### WRITTEN REQUEST
Please transcribe the data that follows without the pictures, keeping every word the same.

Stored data
╔══

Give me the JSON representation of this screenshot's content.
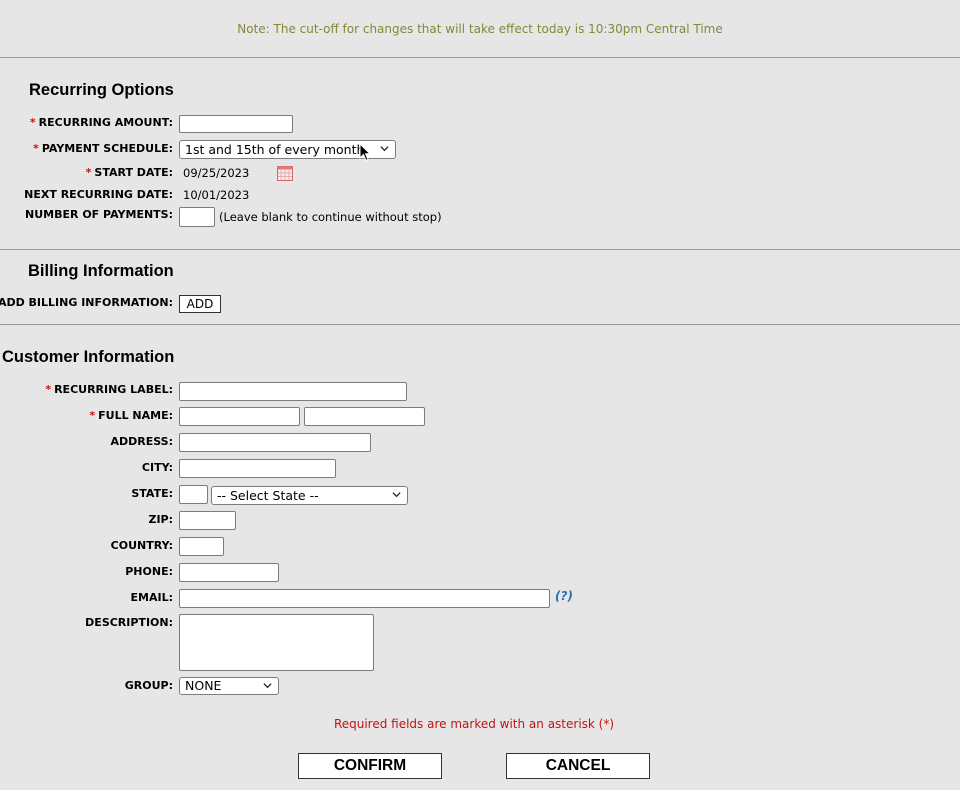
{
  "note": "Note: The cut-off for changes that will take effect today is 10:30pm Central Time",
  "recurring": {
    "title": "Recurring Options",
    "amount_label": "RECURRING AMOUNT:",
    "amount_value": "",
    "schedule_label": "PAYMENT SCHEDULE:",
    "schedule_value": "1st and 15th of every month",
    "start_label": "START DATE:",
    "start_value": "09/25/2023",
    "next_label": "NEXT RECURRING DATE:",
    "next_value": "10/01/2023",
    "payments_label": "NUMBER OF PAYMENTS:",
    "payments_value": "",
    "payments_hint": "(Leave blank to continue without stop)"
  },
  "billing": {
    "title": "Billing Information",
    "add_label": "ADD BILLING INFORMATION:",
    "add_button": "ADD"
  },
  "customer": {
    "title": "Customer Information",
    "label_label": "RECURRING LABEL:",
    "fullname_label": "FULL NAME:",
    "address_label": "ADDRESS:",
    "city_label": "CITY:",
    "state_label": "STATE:",
    "state_select": "-- Select State --",
    "zip_label": "ZIP:",
    "country_label": "COUNTRY:",
    "phone_label": "PHONE:",
    "email_label": "EMAIL:",
    "email_help": "(?)",
    "description_label": "DESCRIPTION:",
    "group_label": "GROUP:",
    "group_value": "NONE"
  },
  "required_note": "Required fields are marked with an asterisk (*)",
  "required_marker": "*",
  "confirm_button": "CONFIRM",
  "cancel_button": "CANCEL",
  "icons": {
    "calendar": "calendar-icon",
    "chevron": "chevron-down-icon",
    "cursor": "mouse-cursor-icon"
  }
}
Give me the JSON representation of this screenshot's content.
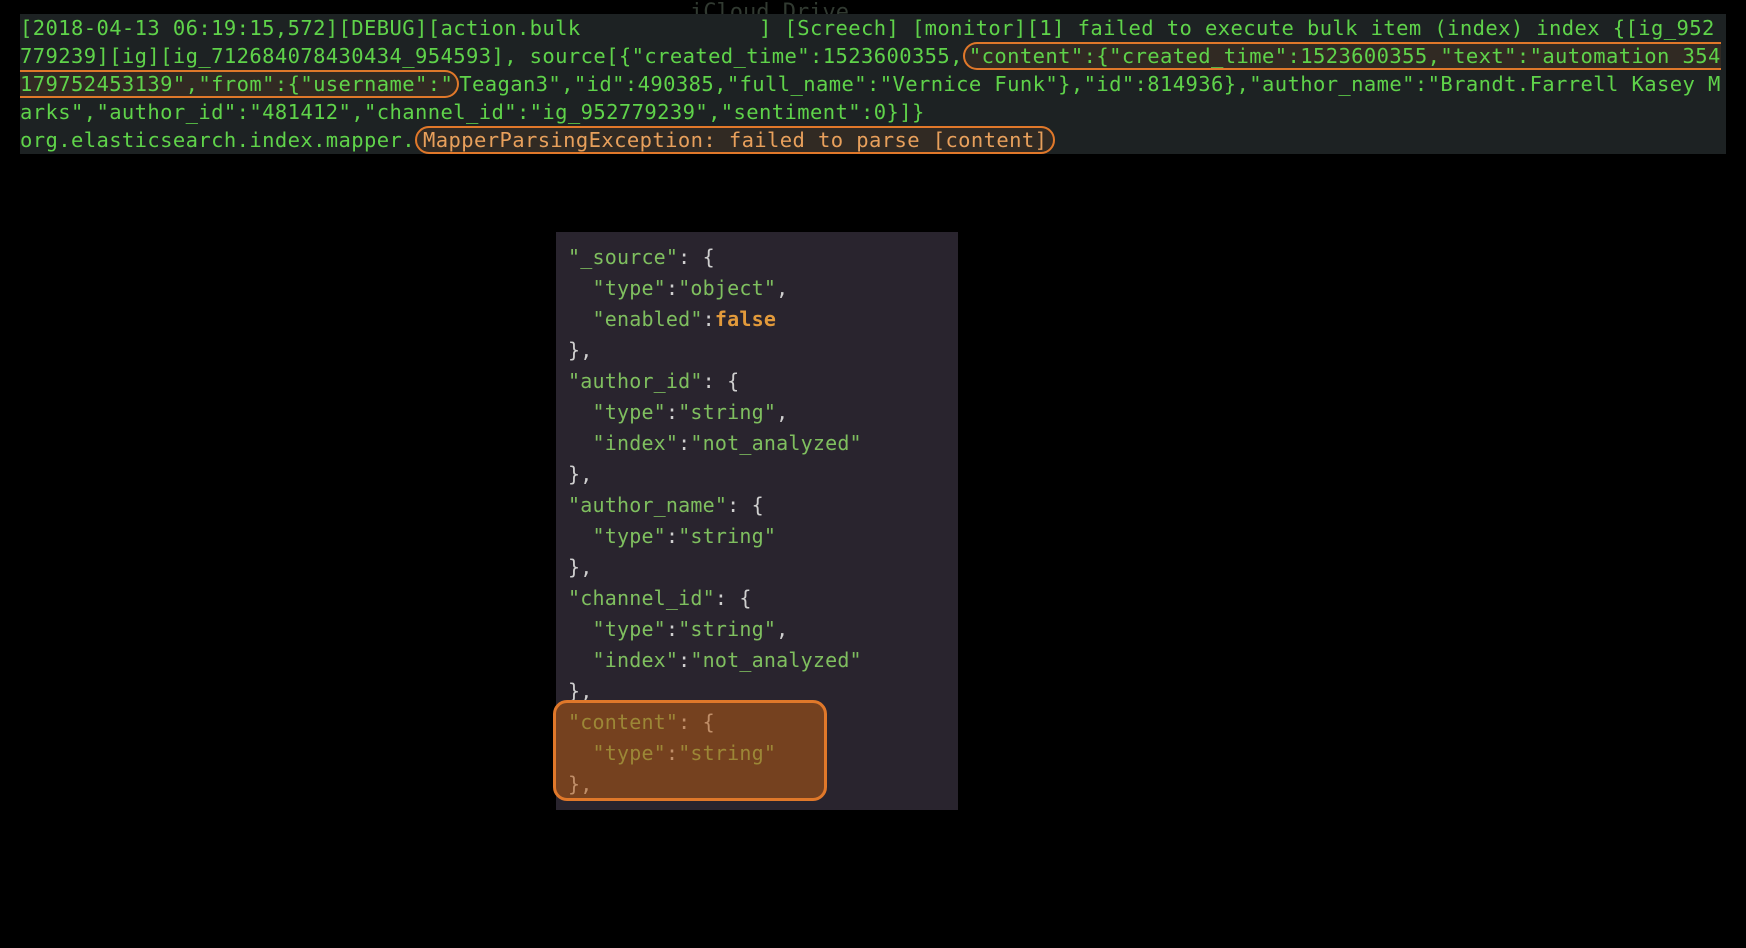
{
  "log": {
    "pre1": "[2018-04-13 06:19:15,572][DEBUG][action.bulk              ] [Screech] [monitor][1] failed to execute bulk item (index) index {[ig_952779239][ig][ig_712684078430434_954593], source[{\"created_time\":1523600355,",
    "hl1": "\"content\":{\"created_time\":1523600355,\"text\":\"automation 354179752453139\",\"from\":{\"username\":\"",
    "post1": "Teagan3\",\"id\":490385,\"full_name\":\"Vernice Funk\"},\"id\":814936},\"author_name\":\"Brandt.Farrell Kasey Marks\",\"author_id\":\"481412\",\"channel_id\":\"ig_952779239\",\"sentiment\":0}]}\norg.elasticsearch.index.mapper.",
    "hl2": "MapperParsingException: failed to parse [content]",
    "faint_top": "iCloud Drive"
  },
  "snippet": {
    "l01a": "\"_source\"",
    "l01b": ": {",
    "l02a": "  \"type\"",
    "l02b": ":",
    "l02c": "\"object\"",
    "l02d": ",",
    "l03a": "  \"enabled\"",
    "l03b": ":",
    "l03c": "false",
    "l04": "},",
    "l05a": "\"author_id\"",
    "l05b": ": {",
    "l06a": "  \"type\"",
    "l06b": ":",
    "l06c": "\"string\"",
    "l06d": ",",
    "l07a": "  \"index\"",
    "l07b": ":",
    "l07c": "\"not_analyzed\"",
    "l08": "},",
    "l09a": "\"author_name\"",
    "l09b": ": {",
    "l10a": "  \"type\"",
    "l10b": ":",
    "l10c": "\"string\"",
    "l11": "},",
    "l12a": "\"channel_id\"",
    "l12b": ": {",
    "l13a": "  \"type\"",
    "l13b": ":",
    "l13c": "\"string\"",
    "l13d": ",",
    "l14a": "  \"index\"",
    "l14b": ":",
    "l14c": "\"not_analyzed\"",
    "l15": "},",
    "l16a": "\"content\"",
    "l16b": ": {",
    "l17a": "  \"type\"",
    "l17b": ":",
    "l17c": "\"string\"",
    "l18": "},"
  }
}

╚══

### OUTPUT BELOW
Give me the JSON representation of this screenshot's content.
{
  "note": "Note: The cut-off for changes that will take effect today is 10:30pm Central Time",
  "recurring": {
    "title": "Recurring Options",
    "amount_label": "RECURRING AMOUNT:",
    "amount_value": "",
    "schedule_label": "PAYMENT SCHEDULE:",
    "schedule_value": "1st and 15th of every month",
    "start_label": "START DATE:",
    "start_value": "09/25/2023",
    "next_label": "NEXT RECURRING DATE:",
    "next_value": "10/01/2023",
    "payments_label": "NUMBER OF PAYMENTS:",
    "payments_value": "",
    "payments_hint": "(Leave blank to continue without stop)"
  },
  "billing": {
    "title": "Billing Information",
    "add_label": "ADD BILLING INFORMATION:",
    "add_button": "ADD"
  },
  "customer": {
    "title": "Customer Information",
    "label_label": "RECURRING LABEL:",
    "fullname_label": "FULL NAME:",
    "address_label": "ADDRESS:",
    "city_label": "CITY:",
    "state_label": "STATE:",
    "state_select": "-- Select State --",
    "zip_label": "ZIP:",
    "country_label": "COUNTRY:",
    "phone_label": "PHONE:",
    "email_label": "EMAIL:",
    "email_help": "(?)",
    "description_label": "DESCRIPTION:",
    "group_label": "GROUP:",
    "group_value": "NONE"
  },
  "required_note": "Required fields are marked with an asterisk (*)",
  "required_marker": "*",
  "confirm_button": "CONFIRM",
  "cancel_button": "CANCEL",
  "icons": {
    "calendar": "calendar-icon",
    "chevron": "chevron-down-icon",
    "cursor": "mouse-cursor-icon"
  }
}
Give me the JSON representation of this screenshot's content.
{
  "log": {
    "pre1": "[2018-04-13 06:19:15,572][DEBUG][action.bulk              ] [Screech] [monitor][1] failed to execute bulk item (index) index {[ig_952779239][ig][ig_712684078430434_954593], source[{\"created_time\":1523600355,",
    "hl1": "\"content\":{\"created_time\":1523600355,\"text\":\"automation 354179752453139\",\"from\":{\"username\":\"",
    "post1": "Teagan3\",\"id\":490385,\"full_name\":\"Vernice Funk\"},\"id\":814936},\"author_name\":\"Brandt.Farrell Kasey Marks\",\"author_id\":\"481412\",\"channel_id\":\"ig_952779239\",\"sentiment\":0}]}\norg.elasticsearch.index.mapper.",
    "hl2": "MapperParsingException: failed to parse [content]",
    "faint_top": "iCloud Drive"
  },
  "snippet": {
    "l01a": "\"_source\"",
    "l01b": ": {",
    "l02a": "  \"type\"",
    "l02b": ":",
    "l02c": "\"object\"",
    "l02d": ",",
    "l03a": "  \"enabled\"",
    "l03b": ":",
    "l03c": "false",
    "l04": "},",
    "l05a": "\"author_id\"",
    "l05b": ": {",
    "l06a": "  \"type\"",
    "l06b": ":",
    "l06c": "\"string\"",
    "l06d": ",",
    "l07a": "  \"index\"",
    "l07b": ":",
    "l07c": "\"not_analyzed\"",
    "l08": "},",
    "l09a": "\"author_name\"",
    "l09b": ": {",
    "l10a": "  \"type\"",
    "l10b": ":",
    "l10c": "\"string\"",
    "l11": "},",
    "l12a": "\"channel_id\"",
    "l12b": ": {",
    "l13a": "  \"type\"",
    "l13b": ":",
    "l13c": "\"string\"",
    "l13d": ",",
    "l14a": "  \"index\"",
    "l14b": ":",
    "l14c": "\"not_analyzed\"",
    "l15": "},",
    "l16a": "\"content\"",
    "l16b": ": {",
    "l17a": "  \"type\"",
    "l17b": ":",
    "l17c": "\"string\"",
    "l18": "},"
  }
}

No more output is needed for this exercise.